═════ FRAGMENT TEKSTU ═════

Swobodnaja Rossija |
l |
|
|
Położenie stępki
17.10.1911
Wodowanie 06.06.1914
W służbie od 18.10.1915
Modernizacje -
Zatopiony 18.06.1918
Typ Impieratrica Marija, liczba jednostek 3 |
Wyporność
25 039 ts
Wymiary d-169,5 s-28 z-8,7 m
Uzbrojenie 12x305, 18x130, 3x75 mm
Pancerz pb 262-125, pp 50-25 mm
Prędkość maks. 21 w
Załoga 1154 |
|
l |
|
|
W całej swojej historii flota rosyjska
wprowadziła do służby siedem drednotów, przy czym można zauważyć,
iż jeśli policzyć wszystkie pancerniki i krążowniki liniowe, które
próbowano zbudować po tych siedmiu jednostkach (tak w czasach carskich,
jak i w radzieckich), ale nigdy ich nie ukończono, będzie to liczba
dwukrotnie wyższa - takich okrętów zaistniało aż czternaście. Przeważały
wśród nich krążowniki liniowe - cztery typu Borodino (początek budowy
1912), dwa typu Kronsztad (1939) i trzy typu Stalingrad (1951).
Chyba zbyt wiele wichrów historii nawiedzało Rosję, żeby mogło być
inaczej.
|
|
Wszystkie drednoty, budowane przez rosyjską
marynarkę wojenną, cechował mniej lub bardziej istotny ślad włoski.

═════ WIERSZE DANYCH ═════

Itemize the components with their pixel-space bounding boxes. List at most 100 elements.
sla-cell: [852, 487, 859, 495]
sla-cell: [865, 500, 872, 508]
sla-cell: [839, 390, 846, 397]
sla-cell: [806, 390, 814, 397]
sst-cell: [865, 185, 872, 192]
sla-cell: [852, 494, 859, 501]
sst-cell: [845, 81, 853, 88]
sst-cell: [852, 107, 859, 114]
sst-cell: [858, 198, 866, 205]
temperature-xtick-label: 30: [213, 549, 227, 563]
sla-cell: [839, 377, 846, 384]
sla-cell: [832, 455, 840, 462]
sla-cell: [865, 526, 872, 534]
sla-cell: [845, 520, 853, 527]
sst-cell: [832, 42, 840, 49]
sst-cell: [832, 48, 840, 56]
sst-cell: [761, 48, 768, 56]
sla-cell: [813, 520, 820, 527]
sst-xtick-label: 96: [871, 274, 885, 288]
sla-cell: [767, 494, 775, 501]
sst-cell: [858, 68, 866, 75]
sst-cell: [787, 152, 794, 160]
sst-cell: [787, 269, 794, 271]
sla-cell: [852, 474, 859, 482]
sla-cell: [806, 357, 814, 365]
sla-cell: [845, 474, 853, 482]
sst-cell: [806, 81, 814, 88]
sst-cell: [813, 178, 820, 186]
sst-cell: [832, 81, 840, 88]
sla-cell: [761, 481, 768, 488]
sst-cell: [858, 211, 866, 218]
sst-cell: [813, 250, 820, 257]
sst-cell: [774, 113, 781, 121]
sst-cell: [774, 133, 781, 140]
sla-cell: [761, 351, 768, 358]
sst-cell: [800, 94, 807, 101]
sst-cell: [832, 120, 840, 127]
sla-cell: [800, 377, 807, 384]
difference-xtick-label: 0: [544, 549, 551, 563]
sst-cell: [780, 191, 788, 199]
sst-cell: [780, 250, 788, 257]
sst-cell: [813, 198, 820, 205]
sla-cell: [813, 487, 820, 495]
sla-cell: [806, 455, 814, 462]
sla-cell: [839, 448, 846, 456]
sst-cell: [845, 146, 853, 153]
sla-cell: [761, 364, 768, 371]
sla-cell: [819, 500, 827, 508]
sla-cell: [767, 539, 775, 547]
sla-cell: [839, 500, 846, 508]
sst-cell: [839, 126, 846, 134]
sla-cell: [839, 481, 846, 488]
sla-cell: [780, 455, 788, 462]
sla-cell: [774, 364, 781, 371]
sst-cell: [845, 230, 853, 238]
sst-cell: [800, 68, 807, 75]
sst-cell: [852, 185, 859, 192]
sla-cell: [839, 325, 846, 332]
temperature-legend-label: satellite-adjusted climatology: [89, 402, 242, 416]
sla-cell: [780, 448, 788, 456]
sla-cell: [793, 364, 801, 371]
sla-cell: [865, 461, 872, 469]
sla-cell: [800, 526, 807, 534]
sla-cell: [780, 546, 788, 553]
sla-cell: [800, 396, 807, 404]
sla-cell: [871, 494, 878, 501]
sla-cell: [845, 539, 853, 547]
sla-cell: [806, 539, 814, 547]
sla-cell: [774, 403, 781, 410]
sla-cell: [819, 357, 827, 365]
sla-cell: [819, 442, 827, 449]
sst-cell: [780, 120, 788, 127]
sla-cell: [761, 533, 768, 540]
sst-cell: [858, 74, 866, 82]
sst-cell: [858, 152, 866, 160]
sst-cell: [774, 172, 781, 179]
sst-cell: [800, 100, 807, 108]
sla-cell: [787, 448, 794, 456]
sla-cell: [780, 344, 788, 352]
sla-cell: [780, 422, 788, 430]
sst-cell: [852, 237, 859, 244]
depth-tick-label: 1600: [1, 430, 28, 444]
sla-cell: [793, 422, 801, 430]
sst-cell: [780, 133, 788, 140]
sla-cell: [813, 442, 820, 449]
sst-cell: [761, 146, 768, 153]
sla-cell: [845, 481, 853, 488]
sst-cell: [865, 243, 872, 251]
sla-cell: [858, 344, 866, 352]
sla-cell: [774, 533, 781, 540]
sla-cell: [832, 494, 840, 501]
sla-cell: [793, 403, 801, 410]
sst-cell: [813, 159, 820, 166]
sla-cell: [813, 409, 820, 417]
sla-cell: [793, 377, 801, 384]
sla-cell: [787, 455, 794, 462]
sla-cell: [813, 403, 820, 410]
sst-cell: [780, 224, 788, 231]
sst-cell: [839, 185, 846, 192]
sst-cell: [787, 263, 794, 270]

═════

OPIS ZADANIA:
Zacytuj słowo w słowo fragment tekstu o rosyjskich drednotach, zaczynając od „Chyba zbyt wiele” i kończąc na „istotny ślad włoski.”.

ODPOWIEDŹ PISEMNA:
Chyba zbyt wiele wichrów historii nawiedzało Rosję, żeby mogło być
inaczej.
|
|
Wszystkie drednoty, budowane przez rosyjską
marynarkę wojenną, cechował mniej lub bardziej istotny ślad włoski.